◆ Exercise prompt ◆
What lines of the data hold the string "Bình"? Pull each one out.

________________

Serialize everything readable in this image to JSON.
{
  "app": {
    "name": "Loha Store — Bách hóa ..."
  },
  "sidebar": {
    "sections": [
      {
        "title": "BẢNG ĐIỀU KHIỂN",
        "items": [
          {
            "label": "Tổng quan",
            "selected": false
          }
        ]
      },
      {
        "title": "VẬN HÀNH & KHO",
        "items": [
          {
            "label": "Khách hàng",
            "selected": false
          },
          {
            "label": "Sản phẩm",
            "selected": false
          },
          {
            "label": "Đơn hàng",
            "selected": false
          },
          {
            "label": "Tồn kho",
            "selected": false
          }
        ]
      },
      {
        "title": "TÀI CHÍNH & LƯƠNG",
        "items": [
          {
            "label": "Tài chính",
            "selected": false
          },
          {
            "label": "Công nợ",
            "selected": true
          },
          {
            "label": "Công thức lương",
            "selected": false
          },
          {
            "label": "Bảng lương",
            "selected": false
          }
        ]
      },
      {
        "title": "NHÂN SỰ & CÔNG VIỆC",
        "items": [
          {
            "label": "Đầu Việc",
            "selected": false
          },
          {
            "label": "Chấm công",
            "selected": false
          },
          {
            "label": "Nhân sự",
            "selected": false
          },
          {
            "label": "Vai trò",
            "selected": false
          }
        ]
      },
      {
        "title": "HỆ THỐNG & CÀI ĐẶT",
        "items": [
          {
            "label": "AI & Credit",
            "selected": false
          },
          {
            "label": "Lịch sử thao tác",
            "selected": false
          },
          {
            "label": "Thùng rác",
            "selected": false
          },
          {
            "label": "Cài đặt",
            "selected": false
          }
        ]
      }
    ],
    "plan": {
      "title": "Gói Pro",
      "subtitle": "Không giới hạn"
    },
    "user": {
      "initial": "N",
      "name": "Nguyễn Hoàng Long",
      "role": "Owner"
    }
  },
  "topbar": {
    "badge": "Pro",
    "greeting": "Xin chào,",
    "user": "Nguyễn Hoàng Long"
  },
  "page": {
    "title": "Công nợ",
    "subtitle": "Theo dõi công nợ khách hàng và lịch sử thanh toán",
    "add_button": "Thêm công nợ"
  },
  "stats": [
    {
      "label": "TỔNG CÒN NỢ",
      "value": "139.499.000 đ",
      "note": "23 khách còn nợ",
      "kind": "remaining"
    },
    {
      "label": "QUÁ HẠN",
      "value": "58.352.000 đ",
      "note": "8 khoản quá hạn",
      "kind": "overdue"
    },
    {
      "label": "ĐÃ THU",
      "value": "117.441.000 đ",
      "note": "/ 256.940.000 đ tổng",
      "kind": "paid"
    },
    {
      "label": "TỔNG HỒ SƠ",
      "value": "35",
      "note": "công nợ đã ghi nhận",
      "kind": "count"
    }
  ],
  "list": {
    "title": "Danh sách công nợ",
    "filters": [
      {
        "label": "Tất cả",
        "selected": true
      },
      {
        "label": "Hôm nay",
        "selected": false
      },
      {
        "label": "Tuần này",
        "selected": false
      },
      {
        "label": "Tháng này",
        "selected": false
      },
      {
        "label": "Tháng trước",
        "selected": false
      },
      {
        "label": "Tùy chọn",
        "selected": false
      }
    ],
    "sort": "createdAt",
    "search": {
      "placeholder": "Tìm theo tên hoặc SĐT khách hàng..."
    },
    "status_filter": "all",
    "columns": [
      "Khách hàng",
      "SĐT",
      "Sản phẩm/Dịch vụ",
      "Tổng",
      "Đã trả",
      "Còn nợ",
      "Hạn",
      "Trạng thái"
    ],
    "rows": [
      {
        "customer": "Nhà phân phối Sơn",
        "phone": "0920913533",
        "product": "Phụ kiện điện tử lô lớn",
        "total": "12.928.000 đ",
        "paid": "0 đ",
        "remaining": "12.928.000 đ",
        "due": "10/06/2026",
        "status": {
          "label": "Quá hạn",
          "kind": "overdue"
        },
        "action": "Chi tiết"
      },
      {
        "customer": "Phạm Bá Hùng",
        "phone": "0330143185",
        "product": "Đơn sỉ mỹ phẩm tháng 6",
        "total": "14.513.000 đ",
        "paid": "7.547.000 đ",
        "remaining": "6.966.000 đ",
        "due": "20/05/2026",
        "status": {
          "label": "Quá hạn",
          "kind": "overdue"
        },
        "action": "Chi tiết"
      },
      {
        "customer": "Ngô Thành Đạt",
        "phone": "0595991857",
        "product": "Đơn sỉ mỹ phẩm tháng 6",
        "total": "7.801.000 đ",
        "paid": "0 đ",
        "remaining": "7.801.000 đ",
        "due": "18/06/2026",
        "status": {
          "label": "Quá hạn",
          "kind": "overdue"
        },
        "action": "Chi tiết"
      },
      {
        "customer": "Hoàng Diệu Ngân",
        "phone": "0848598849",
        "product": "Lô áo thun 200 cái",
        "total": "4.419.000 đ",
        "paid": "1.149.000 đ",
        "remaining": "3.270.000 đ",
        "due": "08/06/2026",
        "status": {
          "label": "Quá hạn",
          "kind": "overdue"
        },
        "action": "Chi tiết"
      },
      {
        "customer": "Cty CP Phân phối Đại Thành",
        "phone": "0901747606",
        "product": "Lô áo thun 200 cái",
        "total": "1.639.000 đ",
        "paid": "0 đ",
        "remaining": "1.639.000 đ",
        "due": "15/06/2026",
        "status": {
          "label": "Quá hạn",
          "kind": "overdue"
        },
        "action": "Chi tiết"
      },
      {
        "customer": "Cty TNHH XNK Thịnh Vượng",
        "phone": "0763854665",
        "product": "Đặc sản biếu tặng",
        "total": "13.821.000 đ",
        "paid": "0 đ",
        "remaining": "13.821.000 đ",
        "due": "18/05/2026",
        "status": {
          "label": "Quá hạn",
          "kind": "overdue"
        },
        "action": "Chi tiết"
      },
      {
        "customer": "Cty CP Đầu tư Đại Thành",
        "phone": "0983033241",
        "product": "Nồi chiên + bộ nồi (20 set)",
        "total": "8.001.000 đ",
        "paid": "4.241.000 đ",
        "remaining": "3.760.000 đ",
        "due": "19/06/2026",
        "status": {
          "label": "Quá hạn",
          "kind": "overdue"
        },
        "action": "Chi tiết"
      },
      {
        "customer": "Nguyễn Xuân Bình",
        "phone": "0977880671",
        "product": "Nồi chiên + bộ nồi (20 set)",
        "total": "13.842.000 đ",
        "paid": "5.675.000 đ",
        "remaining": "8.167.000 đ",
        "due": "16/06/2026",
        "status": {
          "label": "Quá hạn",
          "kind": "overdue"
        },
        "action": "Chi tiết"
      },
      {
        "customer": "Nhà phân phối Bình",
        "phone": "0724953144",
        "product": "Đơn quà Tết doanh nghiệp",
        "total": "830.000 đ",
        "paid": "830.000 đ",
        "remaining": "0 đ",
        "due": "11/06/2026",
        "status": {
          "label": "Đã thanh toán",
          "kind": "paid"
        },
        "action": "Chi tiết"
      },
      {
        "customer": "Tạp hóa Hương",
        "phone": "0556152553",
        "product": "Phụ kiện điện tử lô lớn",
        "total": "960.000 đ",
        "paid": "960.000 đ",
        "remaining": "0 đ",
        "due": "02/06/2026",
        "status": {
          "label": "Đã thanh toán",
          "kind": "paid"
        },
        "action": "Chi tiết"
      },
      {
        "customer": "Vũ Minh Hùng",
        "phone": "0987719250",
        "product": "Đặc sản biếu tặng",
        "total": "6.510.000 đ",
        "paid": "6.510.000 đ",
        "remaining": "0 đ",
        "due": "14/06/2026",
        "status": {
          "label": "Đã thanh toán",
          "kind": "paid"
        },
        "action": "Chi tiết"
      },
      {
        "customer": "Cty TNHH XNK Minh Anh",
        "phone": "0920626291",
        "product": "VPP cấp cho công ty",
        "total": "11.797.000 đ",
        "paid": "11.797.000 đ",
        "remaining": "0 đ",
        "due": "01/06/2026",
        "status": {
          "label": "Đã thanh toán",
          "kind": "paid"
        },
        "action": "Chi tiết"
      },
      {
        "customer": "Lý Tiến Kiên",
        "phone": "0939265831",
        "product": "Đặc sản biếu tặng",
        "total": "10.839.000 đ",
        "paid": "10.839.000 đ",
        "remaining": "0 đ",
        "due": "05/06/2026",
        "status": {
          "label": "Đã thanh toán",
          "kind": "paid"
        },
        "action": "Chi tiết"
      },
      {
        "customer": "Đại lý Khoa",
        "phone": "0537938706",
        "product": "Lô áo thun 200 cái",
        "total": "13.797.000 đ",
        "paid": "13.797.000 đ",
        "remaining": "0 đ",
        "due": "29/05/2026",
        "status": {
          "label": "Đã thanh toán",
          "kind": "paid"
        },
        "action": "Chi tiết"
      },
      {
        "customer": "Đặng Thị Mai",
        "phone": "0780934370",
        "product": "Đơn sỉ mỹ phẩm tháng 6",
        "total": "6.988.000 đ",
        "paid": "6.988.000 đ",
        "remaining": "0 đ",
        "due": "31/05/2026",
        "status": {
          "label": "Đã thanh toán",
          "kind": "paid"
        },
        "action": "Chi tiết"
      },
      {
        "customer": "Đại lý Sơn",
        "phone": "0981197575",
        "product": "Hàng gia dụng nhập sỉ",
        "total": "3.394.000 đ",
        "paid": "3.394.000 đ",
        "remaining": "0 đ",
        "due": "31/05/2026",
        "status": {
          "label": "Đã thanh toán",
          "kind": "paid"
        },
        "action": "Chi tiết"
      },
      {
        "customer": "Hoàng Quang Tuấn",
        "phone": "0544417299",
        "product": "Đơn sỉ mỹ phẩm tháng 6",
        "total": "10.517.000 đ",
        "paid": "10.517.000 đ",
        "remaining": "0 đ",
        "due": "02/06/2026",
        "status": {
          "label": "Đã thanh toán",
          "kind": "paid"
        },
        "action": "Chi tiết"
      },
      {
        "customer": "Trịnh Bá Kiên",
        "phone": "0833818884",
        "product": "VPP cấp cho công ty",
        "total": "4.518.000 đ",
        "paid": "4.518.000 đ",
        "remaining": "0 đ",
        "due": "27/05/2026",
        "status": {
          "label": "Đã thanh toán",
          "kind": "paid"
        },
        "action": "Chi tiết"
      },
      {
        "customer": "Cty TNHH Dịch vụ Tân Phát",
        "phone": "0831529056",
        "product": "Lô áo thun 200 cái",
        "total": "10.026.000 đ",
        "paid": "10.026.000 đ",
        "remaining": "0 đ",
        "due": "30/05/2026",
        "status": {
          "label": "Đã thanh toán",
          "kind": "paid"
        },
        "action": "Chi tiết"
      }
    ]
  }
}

________________

◆ Written answer ◆
        "customer": "Nguyễn Xuân Bình",
        "customer": "Nhà phân phối Bình",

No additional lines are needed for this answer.